Written request: From the listing, collect all lines containing the word "cũng".

Task input:
+++

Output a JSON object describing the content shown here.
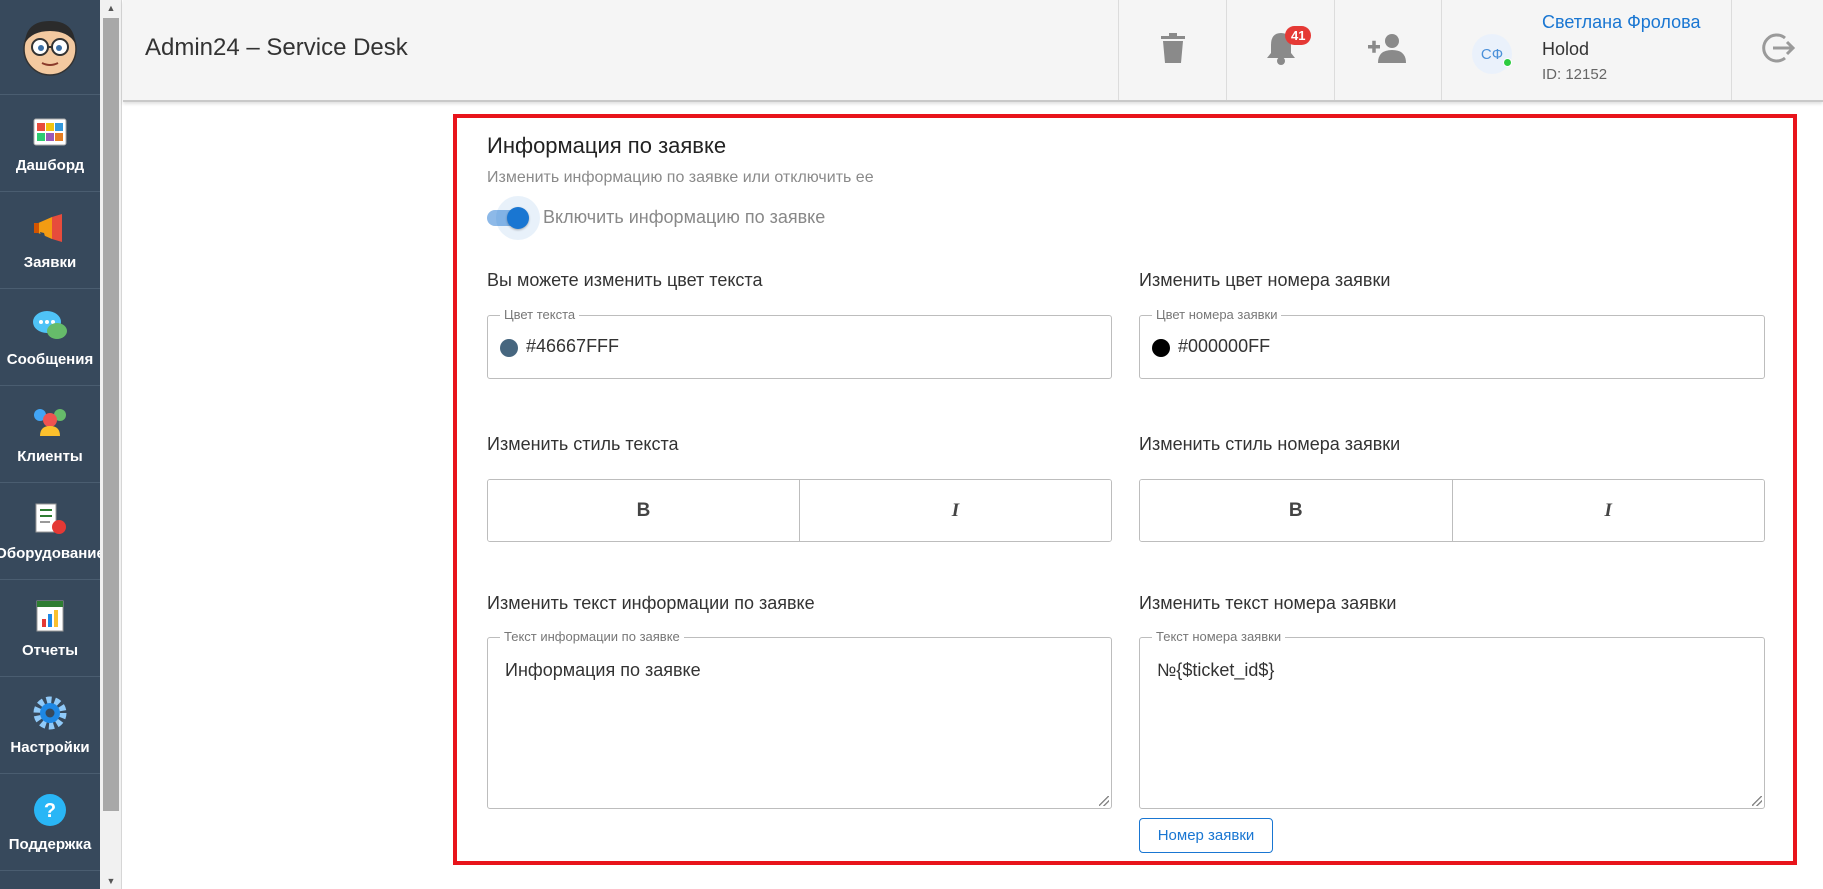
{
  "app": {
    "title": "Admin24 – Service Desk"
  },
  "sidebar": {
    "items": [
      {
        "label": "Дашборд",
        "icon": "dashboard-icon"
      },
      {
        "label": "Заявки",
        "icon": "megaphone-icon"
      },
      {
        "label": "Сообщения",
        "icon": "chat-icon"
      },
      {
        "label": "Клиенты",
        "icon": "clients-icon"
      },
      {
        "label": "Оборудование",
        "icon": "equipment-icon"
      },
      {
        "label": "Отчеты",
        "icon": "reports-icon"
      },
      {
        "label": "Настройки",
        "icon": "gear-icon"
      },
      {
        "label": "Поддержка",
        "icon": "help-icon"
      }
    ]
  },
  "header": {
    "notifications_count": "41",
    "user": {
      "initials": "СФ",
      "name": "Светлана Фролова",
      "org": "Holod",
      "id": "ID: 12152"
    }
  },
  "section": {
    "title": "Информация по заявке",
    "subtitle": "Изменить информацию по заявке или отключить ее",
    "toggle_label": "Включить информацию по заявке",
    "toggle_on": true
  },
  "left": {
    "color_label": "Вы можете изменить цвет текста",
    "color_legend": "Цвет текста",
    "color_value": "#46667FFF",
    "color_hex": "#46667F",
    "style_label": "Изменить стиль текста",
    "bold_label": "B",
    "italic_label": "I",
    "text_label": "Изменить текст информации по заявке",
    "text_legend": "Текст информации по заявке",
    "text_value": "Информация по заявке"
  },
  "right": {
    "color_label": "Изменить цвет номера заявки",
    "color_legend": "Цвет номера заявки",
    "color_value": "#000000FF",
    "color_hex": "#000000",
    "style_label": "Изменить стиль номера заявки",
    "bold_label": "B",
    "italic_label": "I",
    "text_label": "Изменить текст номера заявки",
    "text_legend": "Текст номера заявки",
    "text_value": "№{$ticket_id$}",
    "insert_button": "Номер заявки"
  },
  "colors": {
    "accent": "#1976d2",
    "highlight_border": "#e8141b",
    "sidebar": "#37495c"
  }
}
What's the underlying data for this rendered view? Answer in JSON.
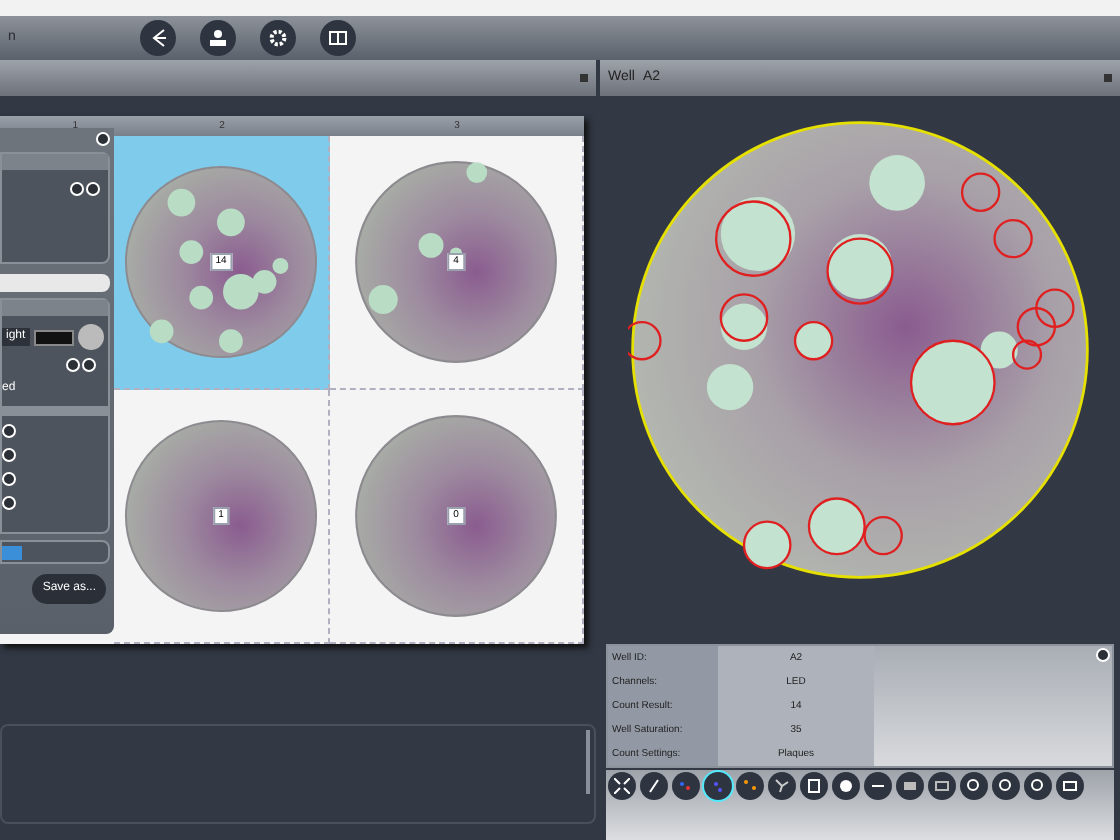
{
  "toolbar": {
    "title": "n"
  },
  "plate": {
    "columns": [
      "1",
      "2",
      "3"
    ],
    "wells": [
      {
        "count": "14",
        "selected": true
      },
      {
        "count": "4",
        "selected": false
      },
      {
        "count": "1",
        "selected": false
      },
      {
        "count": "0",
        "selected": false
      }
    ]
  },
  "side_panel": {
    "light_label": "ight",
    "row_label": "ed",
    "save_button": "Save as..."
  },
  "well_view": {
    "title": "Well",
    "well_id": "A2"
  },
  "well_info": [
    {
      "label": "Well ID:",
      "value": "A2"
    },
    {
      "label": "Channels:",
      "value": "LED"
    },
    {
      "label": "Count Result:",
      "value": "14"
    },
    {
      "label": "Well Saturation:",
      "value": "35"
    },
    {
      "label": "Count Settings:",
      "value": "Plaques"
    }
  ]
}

+++

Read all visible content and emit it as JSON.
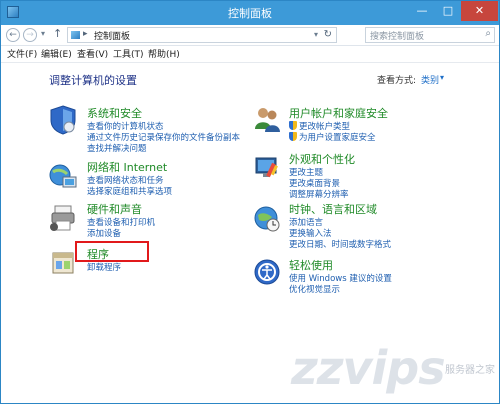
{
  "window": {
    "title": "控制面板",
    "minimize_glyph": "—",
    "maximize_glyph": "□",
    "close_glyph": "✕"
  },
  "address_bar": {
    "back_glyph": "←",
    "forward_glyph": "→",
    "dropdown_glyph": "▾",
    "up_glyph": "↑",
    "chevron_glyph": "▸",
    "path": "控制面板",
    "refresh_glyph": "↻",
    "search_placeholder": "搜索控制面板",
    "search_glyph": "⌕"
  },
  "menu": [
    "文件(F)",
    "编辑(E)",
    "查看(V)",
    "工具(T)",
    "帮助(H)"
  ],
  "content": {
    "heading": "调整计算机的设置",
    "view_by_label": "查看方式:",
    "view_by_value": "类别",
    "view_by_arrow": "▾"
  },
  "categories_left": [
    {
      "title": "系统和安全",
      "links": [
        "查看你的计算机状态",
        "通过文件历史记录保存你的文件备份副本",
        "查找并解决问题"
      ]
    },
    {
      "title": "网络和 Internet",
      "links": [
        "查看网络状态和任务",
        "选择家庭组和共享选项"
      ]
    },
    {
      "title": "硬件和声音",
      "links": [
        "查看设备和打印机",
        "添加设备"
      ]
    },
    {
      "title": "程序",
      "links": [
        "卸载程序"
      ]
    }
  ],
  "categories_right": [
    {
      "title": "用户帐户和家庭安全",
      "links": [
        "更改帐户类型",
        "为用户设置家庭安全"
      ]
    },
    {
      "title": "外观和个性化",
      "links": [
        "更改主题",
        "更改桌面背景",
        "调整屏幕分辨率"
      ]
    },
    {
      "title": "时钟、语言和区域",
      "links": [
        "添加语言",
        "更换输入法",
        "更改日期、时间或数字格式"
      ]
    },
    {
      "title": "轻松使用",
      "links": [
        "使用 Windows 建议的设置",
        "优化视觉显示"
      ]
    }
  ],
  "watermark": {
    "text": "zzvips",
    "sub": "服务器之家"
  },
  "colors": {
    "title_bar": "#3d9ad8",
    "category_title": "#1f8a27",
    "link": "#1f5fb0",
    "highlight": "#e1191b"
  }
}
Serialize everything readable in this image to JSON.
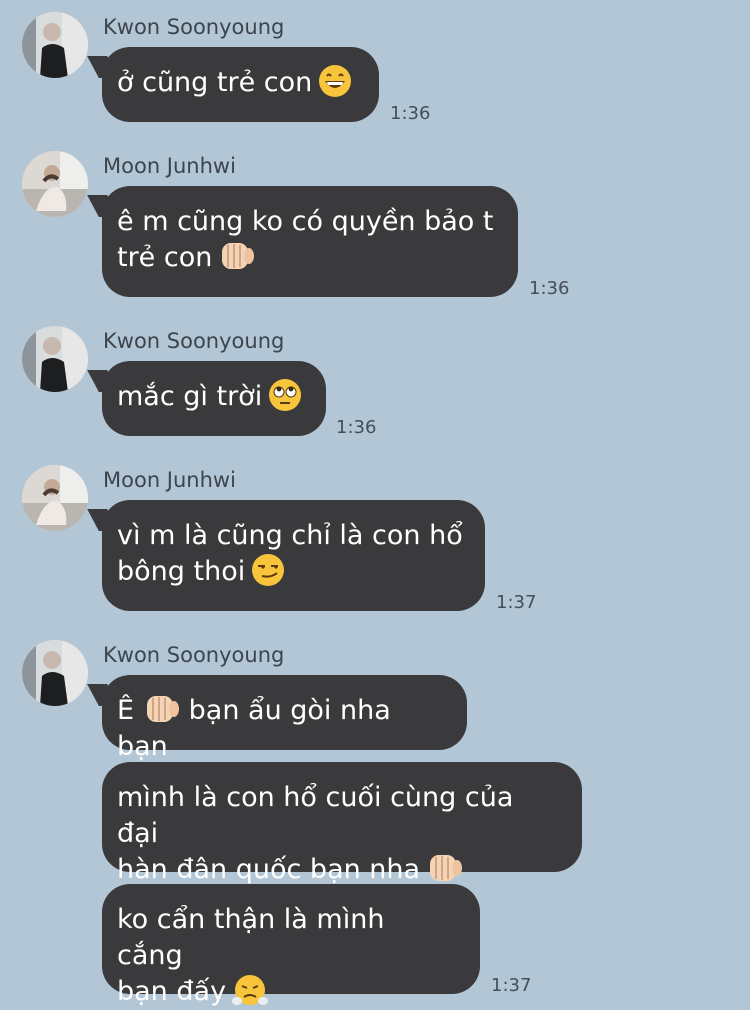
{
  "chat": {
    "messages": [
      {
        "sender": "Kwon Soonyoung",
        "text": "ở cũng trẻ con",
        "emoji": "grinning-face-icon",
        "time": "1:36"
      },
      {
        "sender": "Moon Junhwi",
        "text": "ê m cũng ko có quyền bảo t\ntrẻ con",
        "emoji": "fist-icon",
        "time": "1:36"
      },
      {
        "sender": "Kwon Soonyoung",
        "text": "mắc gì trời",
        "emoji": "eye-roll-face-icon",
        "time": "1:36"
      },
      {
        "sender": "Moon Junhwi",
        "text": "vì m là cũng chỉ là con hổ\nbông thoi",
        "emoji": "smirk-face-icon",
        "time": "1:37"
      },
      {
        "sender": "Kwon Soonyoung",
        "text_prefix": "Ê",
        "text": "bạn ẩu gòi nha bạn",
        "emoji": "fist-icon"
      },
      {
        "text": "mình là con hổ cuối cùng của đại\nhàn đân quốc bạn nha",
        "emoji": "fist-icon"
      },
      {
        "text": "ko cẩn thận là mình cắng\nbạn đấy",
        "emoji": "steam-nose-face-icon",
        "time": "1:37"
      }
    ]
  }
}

+++

Reply to the task:
        "text": "ở cũng trẻ con",
        "text": "ê m cũng ko có quyền bảo t\ntrẻ con",
        "text": "vì m là cũng chỉ là con hổ\nbông thoi",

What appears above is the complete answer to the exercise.